Start Provided material
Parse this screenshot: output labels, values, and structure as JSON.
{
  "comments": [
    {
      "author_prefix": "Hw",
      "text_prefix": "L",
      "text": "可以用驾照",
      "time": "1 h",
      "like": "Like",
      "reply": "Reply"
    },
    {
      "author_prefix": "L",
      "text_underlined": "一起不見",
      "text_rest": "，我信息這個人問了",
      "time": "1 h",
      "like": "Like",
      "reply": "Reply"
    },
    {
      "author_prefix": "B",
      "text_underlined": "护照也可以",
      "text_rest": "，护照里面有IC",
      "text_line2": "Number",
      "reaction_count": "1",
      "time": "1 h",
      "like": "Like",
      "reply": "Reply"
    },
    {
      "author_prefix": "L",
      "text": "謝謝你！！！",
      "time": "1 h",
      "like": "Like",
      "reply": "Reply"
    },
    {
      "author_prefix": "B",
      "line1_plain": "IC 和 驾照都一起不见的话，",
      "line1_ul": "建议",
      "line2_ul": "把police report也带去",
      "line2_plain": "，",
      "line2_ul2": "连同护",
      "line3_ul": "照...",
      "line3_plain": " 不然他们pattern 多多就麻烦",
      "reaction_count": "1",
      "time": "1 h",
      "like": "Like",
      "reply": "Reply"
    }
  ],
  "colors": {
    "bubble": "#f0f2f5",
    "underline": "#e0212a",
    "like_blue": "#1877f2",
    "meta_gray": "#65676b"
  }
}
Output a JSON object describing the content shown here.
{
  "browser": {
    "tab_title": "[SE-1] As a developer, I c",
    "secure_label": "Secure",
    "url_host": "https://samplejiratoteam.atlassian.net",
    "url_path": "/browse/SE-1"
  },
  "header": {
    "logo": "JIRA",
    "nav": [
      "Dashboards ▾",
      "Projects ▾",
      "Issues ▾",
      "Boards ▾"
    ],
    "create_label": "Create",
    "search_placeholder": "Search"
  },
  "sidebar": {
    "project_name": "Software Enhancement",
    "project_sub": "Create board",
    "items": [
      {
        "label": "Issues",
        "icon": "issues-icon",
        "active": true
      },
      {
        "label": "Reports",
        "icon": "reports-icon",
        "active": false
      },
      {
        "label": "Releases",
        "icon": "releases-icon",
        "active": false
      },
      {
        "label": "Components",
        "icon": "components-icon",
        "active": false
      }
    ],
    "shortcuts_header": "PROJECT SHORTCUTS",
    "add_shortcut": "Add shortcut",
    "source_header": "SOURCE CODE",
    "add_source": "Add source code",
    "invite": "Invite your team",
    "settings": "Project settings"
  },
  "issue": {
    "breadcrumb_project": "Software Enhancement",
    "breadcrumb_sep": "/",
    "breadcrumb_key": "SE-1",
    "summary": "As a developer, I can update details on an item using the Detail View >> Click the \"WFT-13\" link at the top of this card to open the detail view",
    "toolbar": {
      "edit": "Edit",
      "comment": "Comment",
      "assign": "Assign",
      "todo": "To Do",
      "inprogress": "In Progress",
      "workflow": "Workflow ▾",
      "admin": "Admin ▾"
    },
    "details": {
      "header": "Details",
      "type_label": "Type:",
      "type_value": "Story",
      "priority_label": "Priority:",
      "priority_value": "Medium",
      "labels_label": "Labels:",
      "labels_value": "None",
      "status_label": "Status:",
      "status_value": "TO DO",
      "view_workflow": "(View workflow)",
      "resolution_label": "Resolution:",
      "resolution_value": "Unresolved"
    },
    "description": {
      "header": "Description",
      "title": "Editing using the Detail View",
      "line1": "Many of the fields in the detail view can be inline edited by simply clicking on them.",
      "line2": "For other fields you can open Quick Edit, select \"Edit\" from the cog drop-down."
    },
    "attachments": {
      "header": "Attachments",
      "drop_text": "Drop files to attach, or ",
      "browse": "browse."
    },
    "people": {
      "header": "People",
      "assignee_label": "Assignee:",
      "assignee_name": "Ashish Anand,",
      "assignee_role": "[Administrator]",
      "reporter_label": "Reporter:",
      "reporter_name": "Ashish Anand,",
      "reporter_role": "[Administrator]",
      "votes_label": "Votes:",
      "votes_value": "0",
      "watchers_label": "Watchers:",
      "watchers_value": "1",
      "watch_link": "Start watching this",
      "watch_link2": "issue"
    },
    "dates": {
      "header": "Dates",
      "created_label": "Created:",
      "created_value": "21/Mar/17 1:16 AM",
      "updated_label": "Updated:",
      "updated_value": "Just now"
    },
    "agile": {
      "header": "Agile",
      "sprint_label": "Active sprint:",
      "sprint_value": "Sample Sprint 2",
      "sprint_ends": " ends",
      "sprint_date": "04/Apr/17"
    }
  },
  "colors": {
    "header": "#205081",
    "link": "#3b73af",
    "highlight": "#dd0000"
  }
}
End Provided material
Each record above should be returned exactly as it appears.

- Written response:
Parse this screenshot: output labels, values, and structure as JSON.
{
  "comments": [
    {
      "author_prefix": "Hw",
      "text_prefix": "L",
      "text": "可以用驾照",
      "time": "1 h",
      "like": "Like",
      "reply": "Reply"
    },
    {
      "author_prefix": "L",
      "text_underlined": "一起不見",
      "text_rest": "，我信息這個人問了",
      "time": "1 h",
      "like": "Like",
      "reply": "Reply"
    },
    {
      "author_prefix": "B",
      "text_underlined": "护照也可以",
      "text_rest": "，护照里面有IC",
      "text_line2": "Number",
      "reaction_count": "1",
      "time": "1 h",
      "like": "Like",
      "reply": "Reply"
    },
    {
      "author_prefix": "L",
      "text": "謝謝你！！！",
      "time": "1 h",
      "like": "Like",
      "reply": "Reply"
    },
    {
      "author_prefix": "B",
      "line1_plain": "IC 和 驾照都一起不见的话，",
      "line1_ul": "建议",
      "line2_ul": "把police report也带去",
      "line2_plain": "，",
      "line2_ul2": "连同护",
      "line3_ul": "照...",
      "line3_plain": " 不然他们pattern 多多就麻烦",
      "reaction_count": "1",
      "time": "1 h",
      "like": "Like",
      "reply": "Reply"
    }
  ],
  "colors": {
    "bubble": "#f0f2f5",
    "underline": "#e0212a",
    "like_blue": "#1877f2",
    "meta_gray": "#65676b"
  }
}
Output a JSON object describing the content shown here.
{
  "browser": {
    "tab_title": "[SE-1] As a developer, I c",
    "secure_label": "Secure",
    "url_host": "https://samplejiratoteam.atlassian.net",
    "url_path": "/browse/SE-1"
  },
  "header": {
    "logo": "JIRA",
    "nav": [
      "Dashboards ▾",
      "Projects ▾",
      "Issues ▾",
      "Boards ▾"
    ],
    "create_label": "Create",
    "search_placeholder": "Search"
  },
  "sidebar": {
    "project_name": "Software Enhancement",
    "project_sub": "Create board",
    "items": [
      {
        "label": "Issues",
        "icon": "issues-icon",
        "active": true
      },
      {
        "label": "Reports",
        "icon": "reports-icon",
        "active": false
      },
      {
        "label": "Releases",
        "icon": "releases-icon",
        "active": false
      },
      {
        "label": "Components",
        "icon": "components-icon",
        "active": false
      }
    ],
    "shortcuts_header": "PROJECT SHORTCUTS",
    "add_shortcut": "Add shortcut",
    "source_header": "SOURCE CODE",
    "add_source": "Add source code",
    "invite": "Invite your team",
    "settings": "Project settings"
  },
  "issue": {
    "breadcrumb_project": "Software Enhancement",
    "breadcrumb_sep": "/",
    "breadcrumb_key": "SE-1",
    "summary": "As a developer, I can update details on an item using the Detail View >> Click the \"WFT-13\" link at the top of this card to open the detail view",
    "toolbar": {
      "edit": "Edit",
      "comment": "Comment",
      "assign": "Assign",
      "todo": "To Do",
      "inprogress": "In Progress",
      "workflow": "Workflow ▾",
      "admin": "Admin ▾"
    },
    "details": {
      "header": "Details",
      "type_label": "Type:",
      "type_value": "Story",
      "priority_label": "Priority:",
      "priority_value": "Medium",
      "labels_label": "Labels:",
      "labels_value": "None",
      "status_label": "Status:",
      "status_value": "TO DO",
      "view_workflow": "(View workflow)",
      "resolution_label": "Resolution:",
      "resolution_value": "Unresolved"
    },
    "description": {
      "header": "Description",
      "title": "Editing using the Detail View",
      "line1": "Many of the fields in the detail view can be inline edited by simply clicking on them.",
      "line2": "For other fields you can open Quick Edit, select \"Edit\" from the cog drop-down."
    },
    "attachments": {
      "header": "Attachments",
      "drop_text": "Drop files to attach, or ",
      "browse": "browse."
    },
    "people": {
      "header": "People",
      "assignee_label": "Assignee:",
      "assignee_name": "Ashish Anand,",
      "assignee_role": "[Administrator]",
      "reporter_label": "Reporter:",
      "reporter_name": "Ashish Anand,",
      "reporter_role": "[Administrator]",
      "votes_label": "Votes:",
      "votes_value": "0",
      "watchers_label": "Watchers:",
      "watchers_value": "1",
      "watch_link": "Start watching this",
      "watch_link2": "issue"
    },
    "dates": {
      "header": "Dates",
      "created_label": "Created:",
      "created_value": "21/Mar/17 1:16 AM",
      "updated_label": "Updated:",
      "updated_value": "Just now"
    },
    "agile": {
      "header": "Agile",
      "sprint_label": "Active sprint:",
      "sprint_value": "Sample Sprint 2",
      "sprint_ends": " ends",
      "sprint_date": "04/Apr/17"
    }
  },
  "colors": {
    "header": "#205081",
    "link": "#3b73af",
    "highlight": "#dd0000"
  }
}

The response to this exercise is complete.